EXERCISE DESCRIPTION:
In the entries below, find the line containing "Read all visible content and emit it as JSON.". Copy it and all lines after it, exactly, through the end.

------ PROVIDED ENTRIES

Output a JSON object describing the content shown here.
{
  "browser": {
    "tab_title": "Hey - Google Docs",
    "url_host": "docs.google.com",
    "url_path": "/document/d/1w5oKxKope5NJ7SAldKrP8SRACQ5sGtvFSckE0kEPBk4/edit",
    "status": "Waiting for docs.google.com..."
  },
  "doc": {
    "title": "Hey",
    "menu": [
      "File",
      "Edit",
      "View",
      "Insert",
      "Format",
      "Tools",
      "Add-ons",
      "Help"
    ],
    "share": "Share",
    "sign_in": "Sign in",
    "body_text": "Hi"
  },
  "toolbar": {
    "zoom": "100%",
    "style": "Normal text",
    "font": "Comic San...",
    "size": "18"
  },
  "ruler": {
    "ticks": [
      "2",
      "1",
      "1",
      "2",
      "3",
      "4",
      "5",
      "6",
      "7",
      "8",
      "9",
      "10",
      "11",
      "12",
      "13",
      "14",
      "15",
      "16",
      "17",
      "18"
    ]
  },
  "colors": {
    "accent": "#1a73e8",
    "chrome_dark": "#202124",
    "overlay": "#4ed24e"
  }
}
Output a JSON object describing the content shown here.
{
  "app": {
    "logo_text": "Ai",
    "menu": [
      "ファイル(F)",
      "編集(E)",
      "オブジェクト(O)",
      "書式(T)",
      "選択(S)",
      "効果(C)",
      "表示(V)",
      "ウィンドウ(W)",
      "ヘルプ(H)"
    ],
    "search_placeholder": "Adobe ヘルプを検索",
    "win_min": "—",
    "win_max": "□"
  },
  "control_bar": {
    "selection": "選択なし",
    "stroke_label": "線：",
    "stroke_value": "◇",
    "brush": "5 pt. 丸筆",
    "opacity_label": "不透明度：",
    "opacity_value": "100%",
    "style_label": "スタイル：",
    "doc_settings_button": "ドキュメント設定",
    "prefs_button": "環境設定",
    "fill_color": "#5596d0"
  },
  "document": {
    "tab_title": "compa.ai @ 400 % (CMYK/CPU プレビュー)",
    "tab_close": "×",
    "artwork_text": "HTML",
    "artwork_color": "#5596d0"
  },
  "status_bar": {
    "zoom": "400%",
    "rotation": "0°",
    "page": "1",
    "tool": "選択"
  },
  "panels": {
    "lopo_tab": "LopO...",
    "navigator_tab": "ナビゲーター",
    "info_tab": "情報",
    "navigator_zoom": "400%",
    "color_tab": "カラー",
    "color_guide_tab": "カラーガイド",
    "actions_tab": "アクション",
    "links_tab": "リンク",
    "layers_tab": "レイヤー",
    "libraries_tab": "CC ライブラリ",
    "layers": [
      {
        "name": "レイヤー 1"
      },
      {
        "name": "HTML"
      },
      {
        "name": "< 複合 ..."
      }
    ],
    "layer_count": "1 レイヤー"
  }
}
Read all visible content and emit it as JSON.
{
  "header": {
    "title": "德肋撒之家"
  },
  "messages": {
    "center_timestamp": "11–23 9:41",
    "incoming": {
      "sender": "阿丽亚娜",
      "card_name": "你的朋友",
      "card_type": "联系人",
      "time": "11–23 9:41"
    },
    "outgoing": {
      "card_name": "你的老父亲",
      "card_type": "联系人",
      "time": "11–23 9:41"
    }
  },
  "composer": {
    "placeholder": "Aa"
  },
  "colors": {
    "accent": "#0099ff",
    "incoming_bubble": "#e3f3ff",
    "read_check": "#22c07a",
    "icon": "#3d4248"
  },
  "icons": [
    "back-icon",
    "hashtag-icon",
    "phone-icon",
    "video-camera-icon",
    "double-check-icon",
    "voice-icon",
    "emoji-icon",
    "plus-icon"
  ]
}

------------

FINAL RESULT:
Read all visible content and emit it as JSON.
{
  "header": {
    "title": "德肋撒之家"
  },
  "messages": {
    "center_timestamp": "11–23 9:41",
    "incoming": {
      "sender": "阿丽亚娜",
      "card_name": "你的朋友",
      "card_type": "联系人",
      "time": "11–23 9:41"
    },
    "outgoing": {
      "card_name": "你的老父亲",
      "card_type": "联系人",
      "time": "11–23 9:41"
    }
  },
  "composer": {
    "placeholder": "Aa"
  },
  "colors": {
    "accent": "#0099ff",
    "incoming_bubble": "#e3f3ff",
    "read_check": "#22c07a",
    "icon": "#3d4248"
  },
  "icons": [
    "back-icon",
    "hashtag-icon",
    "phone-icon",
    "video-camera-icon",
    "double-check-icon",
    "voice-icon",
    "emoji-icon",
    "plus-icon"
  ]
}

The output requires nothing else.